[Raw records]

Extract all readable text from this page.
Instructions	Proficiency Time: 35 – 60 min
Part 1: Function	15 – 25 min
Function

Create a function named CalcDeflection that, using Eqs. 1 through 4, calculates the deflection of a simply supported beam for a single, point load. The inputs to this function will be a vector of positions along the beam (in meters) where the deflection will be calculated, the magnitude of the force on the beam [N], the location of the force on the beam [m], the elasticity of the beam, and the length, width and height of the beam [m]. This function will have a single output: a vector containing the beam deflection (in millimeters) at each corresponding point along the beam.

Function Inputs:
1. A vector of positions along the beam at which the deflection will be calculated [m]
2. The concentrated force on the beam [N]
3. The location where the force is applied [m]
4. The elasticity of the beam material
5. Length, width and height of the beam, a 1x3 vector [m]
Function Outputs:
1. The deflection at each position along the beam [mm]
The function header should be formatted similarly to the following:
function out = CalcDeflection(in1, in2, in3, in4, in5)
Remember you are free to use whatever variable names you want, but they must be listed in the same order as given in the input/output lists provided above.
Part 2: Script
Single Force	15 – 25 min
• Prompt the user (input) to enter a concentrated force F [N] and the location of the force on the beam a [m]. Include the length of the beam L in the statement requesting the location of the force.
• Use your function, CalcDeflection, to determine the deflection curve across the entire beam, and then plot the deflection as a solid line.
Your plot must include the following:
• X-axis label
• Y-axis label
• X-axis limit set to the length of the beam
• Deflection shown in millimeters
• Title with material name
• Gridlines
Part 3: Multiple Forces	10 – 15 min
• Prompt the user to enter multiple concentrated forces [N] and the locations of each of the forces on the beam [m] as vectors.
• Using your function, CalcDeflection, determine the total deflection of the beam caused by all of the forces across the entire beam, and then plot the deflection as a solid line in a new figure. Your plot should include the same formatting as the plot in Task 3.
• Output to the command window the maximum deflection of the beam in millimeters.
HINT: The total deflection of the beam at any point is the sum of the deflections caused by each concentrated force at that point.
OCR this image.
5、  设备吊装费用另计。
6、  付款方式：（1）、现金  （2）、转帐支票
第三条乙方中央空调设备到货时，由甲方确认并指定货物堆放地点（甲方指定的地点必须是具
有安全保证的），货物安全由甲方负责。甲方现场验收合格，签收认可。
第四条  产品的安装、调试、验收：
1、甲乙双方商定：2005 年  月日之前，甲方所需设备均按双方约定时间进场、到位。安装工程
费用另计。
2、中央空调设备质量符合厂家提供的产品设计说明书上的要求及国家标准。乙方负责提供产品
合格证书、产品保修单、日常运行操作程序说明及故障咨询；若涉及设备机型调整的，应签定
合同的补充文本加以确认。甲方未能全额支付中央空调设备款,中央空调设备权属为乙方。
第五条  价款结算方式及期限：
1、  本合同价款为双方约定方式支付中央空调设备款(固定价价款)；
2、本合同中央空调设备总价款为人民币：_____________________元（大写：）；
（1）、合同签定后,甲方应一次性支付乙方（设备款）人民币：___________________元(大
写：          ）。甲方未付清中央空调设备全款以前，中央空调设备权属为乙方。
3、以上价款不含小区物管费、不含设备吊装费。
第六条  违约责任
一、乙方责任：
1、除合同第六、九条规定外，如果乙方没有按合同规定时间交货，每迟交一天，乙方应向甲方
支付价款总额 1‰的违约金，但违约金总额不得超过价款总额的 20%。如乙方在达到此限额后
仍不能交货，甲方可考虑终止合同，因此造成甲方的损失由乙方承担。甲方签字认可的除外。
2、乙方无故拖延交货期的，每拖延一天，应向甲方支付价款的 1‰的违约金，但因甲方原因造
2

Short task:
Each line of the material should be echoed exactly.

The answer:
Extract all readable text from this page.
Instructions	Proficiency Time: 35 – 60 min
Part 1: Function	15 – 25 min
Function

Create a function named CalcDeflection that, using Eqs. 1 through 4, calculates the deflection of a simply supported beam for a single, point load. The inputs to this function will be a vector of positions along the beam (in meters) where the deflection will be calculated, the magnitude of the force on the beam [N], the location of the force on the beam [m], the elasticity of the beam, and the length, width and height of the beam [m]. This function will have a single output: a vector containing the beam deflection (in millimeters) at each corresponding point along the beam.

Function Inputs:
1. A vector of positions along the beam at which the deflection will be calculated [m]
2. The concentrated force on the beam [N]
3. The location where the force is applied [m]
4. The elasticity of the beam material
5. Length, width and height of the beam, a 1x3 vector [m]
Function Outputs:
1. The deflection at each position along the beam [mm]
The function header should be formatted similarly to the following:
function out = CalcDeflection(in1, in2, in3, in4, in5)
Remember you are free to use whatever variable names you want, but they must be listed in the same order as given in the input/output lists provided above.
Part 2: Script
Single Force	15 – 25 min
• Prompt the user (input) to enter a concentrated force F [N] and the location of the force on the beam a [m]. Include the length of the beam L in the statement requesting the location of the force.
• Use your function, CalcDeflection, to determine the deflection curve across the entire beam, and then plot the deflection as a solid line.
Your plot must include the following:
• X-axis label
• Y-axis label
• X-axis limit set to the length of the beam
• Deflection shown in millimeters
• Title with material name
• Gridlines
Part 3: Multiple Forces	10 – 15 min
• Prompt the user to enter multiple concentrated forces [N] and the locations of each of the forces on the beam [m] as vectors.
• Using your function, CalcDeflection, determine the total deflection of the beam caused by all of the forces across the entire beam, and then plot the deflection as a solid line in a new figure. Your plot should include the same formatting as the plot in Task 3.
• Output to the command window the maximum deflection of the beam in millimeters.
HINT: The total deflection of the beam at any point is the sum of the deflections caused by each concentrated force at that point.
OCR this image.
5、  设备吊装费用另计。
6、  付款方式：（1）、现金  （2）、转帐支票
第三条乙方中央空调设备到货时，由甲方确认并指定货物堆放地点（甲方指定的地点必须是具
有安全保证的），货物安全由甲方负责。甲方现场验收合格，签收认可。
第四条  产品的安装、调试、验收：
1、甲乙双方商定：2005 年  月日之前，甲方所需设备均按双方约定时间进场、到位。安装工程
费用另计。
2、中央空调设备质量符合厂家提供的产品设计说明书上的要求及国家标准。乙方负责提供产品
合格证书、产品保修单、日常运行操作程序说明及故障咨询；若涉及设备机型调整的，应签定
合同的补充文本加以确认。甲方未能全额支付中央空调设备款,中央空调设备权属为乙方。
第五条  价款结算方式及期限：
1、  本合同价款为双方约定方式支付中央空调设备款(固定价价款)；
2、本合同中央空调设备总价款为人民币：_____________________元（大写：）；
（1）、合同签定后,甲方应一次性支付乙方（设备款）人民币：___________________元(大
写：          ）。甲方未付清中央空调设备全款以前，中央空调设备权属为乙方。
3、以上价款不含小区物管费、不含设备吊装费。
第六条  违约责任
一、乙方责任：
1、除合同第六、九条规定外，如果乙方没有按合同规定时间交货，每迟交一天，乙方应向甲方
支付价款总额 1‰的违约金，但违约金总额不得超过价款总额的 20%。如乙方在达到此限额后
仍不能交货，甲方可考虑终止合同，因此造成甲方的损失由乙方承担。甲方签字认可的除外。
2、乙方无故拖延交货期的，每拖延一天，应向甲方支付价款的 1‰的违约金，但因甲方原因造
2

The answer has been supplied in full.